[TASK REQUIREMENTS]:
Pick out every line that holds the string "Social" and copy it.

[DATA EXCERPTS]:
────────────────────
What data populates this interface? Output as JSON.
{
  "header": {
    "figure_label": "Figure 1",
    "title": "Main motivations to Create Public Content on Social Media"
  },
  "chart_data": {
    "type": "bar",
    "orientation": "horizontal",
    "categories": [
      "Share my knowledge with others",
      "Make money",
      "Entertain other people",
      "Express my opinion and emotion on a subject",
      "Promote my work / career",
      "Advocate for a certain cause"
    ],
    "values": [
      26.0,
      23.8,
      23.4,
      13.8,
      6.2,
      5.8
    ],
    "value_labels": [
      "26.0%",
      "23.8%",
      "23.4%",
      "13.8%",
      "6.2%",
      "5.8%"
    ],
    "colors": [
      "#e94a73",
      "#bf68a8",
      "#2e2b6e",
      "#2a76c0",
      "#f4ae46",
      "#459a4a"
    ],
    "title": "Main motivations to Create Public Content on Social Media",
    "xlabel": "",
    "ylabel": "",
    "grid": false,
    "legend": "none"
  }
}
────────────────────
[RESPONSE BELOW]:
    "title": "Main motivations to Create Public Content on Social Media"
    "title": "Main motivations to Create Public Content on Social Media",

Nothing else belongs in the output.